**Text excerpt:**
Diogo Luís

Personal information
- Full name: Diogo Miguel Alves Luís
- Date of birth: August 10, 1980 (age 44)
- Place of birth: Lisbon, Portugal
- Height: 1.85 m (6 ft 1 in)
- Position(s): Left back

Youth career
- 1995–1999: Benfica

Senior career*
- Years: Team / Apps / (Gls)
- 1999–2001: Benfica B / 41 / (3)
- 2000–2001: Benfica / 26 / (0)
- 2001–2002: → Alverca (loan) / 11 / (0)
- 2002–2004: Beira-Mar / 25 / (0)
- 2004–2005: Naval / 13 / (0)
- 2004–2007: Estoril Praia / 41 / (0)
- 2007–2008: Beira-Mar / 25 / (8)
- 2008: Leixões / 1 / (0)
- 2008–2009: Apollon Limassol / 9 / (0)
- Total:  / 192 / (11)

International career
- 2000–2001: Portugal U21 / 4 / (0)

= Diogo Luís =

Portuguese footballer

Diogo Miguel Alves Luís (born 10 August 1980) is a Portuguese retired footballer who played as a left back.

**Records shown:**
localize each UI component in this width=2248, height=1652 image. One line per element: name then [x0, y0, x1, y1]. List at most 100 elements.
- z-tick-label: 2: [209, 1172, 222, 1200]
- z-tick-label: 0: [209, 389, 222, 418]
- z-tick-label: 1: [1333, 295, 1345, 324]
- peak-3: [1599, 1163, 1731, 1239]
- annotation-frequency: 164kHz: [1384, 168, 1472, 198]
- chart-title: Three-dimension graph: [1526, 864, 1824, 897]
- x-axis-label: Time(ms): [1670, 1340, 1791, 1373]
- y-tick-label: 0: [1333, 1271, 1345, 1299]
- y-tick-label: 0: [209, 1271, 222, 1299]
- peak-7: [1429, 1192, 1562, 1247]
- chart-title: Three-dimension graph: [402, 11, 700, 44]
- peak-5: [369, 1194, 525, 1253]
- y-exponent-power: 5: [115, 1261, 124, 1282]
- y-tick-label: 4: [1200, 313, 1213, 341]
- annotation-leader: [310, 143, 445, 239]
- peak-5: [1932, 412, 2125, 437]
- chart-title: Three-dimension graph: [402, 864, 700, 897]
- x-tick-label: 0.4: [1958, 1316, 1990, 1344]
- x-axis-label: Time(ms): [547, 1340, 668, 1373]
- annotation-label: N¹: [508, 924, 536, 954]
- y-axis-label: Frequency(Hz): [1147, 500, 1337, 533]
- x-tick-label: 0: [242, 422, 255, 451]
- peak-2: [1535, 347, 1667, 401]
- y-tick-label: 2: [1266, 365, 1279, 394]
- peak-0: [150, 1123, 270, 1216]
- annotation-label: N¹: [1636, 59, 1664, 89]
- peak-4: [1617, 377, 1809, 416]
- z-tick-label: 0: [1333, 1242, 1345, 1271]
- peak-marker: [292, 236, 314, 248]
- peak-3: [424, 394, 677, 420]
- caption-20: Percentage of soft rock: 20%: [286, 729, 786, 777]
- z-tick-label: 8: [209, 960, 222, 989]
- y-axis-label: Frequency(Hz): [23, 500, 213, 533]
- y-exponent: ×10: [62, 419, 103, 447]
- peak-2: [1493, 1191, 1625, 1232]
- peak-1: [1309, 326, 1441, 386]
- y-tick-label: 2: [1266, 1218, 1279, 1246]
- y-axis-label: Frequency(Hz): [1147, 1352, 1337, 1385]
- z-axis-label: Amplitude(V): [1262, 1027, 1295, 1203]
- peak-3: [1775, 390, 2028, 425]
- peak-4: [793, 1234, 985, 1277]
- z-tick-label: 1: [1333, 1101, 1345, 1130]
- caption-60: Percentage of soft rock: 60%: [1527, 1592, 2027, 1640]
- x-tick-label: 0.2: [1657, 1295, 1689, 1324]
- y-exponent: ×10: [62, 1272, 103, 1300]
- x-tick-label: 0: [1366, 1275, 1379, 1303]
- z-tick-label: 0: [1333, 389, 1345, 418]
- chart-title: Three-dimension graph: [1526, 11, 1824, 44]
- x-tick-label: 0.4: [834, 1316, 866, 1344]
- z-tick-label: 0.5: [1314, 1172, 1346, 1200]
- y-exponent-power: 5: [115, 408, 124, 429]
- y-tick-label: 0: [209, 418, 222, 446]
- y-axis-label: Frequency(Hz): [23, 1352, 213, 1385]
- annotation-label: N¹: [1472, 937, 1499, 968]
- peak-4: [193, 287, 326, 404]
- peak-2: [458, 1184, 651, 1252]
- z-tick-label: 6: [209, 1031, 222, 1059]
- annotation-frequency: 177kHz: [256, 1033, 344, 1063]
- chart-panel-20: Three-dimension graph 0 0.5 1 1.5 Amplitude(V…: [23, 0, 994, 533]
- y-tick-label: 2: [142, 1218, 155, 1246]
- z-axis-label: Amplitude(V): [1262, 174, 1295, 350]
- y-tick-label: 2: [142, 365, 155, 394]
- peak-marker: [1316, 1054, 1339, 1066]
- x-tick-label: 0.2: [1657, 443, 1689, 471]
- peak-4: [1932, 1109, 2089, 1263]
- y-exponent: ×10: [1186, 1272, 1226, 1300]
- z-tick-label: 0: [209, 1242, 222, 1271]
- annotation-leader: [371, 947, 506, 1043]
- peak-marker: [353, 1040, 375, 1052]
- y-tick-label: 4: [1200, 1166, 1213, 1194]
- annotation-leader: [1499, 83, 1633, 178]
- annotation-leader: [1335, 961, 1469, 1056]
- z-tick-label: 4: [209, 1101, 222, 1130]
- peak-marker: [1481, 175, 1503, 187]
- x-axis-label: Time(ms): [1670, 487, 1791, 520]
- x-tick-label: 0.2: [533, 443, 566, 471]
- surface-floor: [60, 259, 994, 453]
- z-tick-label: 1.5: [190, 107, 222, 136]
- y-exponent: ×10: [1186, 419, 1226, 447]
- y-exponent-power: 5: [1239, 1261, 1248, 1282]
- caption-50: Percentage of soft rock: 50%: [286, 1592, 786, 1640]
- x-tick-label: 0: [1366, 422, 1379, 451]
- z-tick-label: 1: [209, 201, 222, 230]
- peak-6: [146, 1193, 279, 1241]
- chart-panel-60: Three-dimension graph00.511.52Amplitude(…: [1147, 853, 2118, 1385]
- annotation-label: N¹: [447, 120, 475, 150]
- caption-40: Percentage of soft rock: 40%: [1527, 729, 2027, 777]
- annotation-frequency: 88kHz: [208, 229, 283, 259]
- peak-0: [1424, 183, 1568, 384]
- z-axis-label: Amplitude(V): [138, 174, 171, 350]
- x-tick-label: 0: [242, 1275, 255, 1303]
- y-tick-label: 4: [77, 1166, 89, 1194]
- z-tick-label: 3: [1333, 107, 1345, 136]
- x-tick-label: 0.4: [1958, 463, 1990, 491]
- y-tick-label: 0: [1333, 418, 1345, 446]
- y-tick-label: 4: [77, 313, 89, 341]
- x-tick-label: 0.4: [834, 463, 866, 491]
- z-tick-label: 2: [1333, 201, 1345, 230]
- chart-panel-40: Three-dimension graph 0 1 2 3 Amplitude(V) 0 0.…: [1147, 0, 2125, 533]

**Problems to work on:**
A. In the Diogo Luís profile, which club did he play for on loan in 2001–2002?
B. Continue the Diogo Luís profile from where it stops.

**Expected responses:**
A. Alverca

B.
==Football career==
Born in Lisbon, Luís was a prospect of S.L. Benfica youth system, where he arrived at age 15. On 29 August 1999, he made his debut for the B team in the third tier, in a match against Portimonense.

After forty appearances in the reserve side, he was called up to the first team by José Mourinho, due to the lack of available left-backs. He debuted on 2 October 2000 in a home tie against Braga, and a further twenty-two league caps in his first season, as Benfica had their worst league finish ever.

In the following season, Marco Caneira earned the left-back position, so Luís playing time was greatly reduced, being loaned to Alverca on 15 January 2002. On 18 July 2002, he moved to Beira-Mar in a deal involving Cristiano going the other direction.

After two years in Aveiro, he moved to four more clubs in the next five years, which included a stint in Cyprus, retiring at 28 in 2009. He now works as financial advisor in a bank.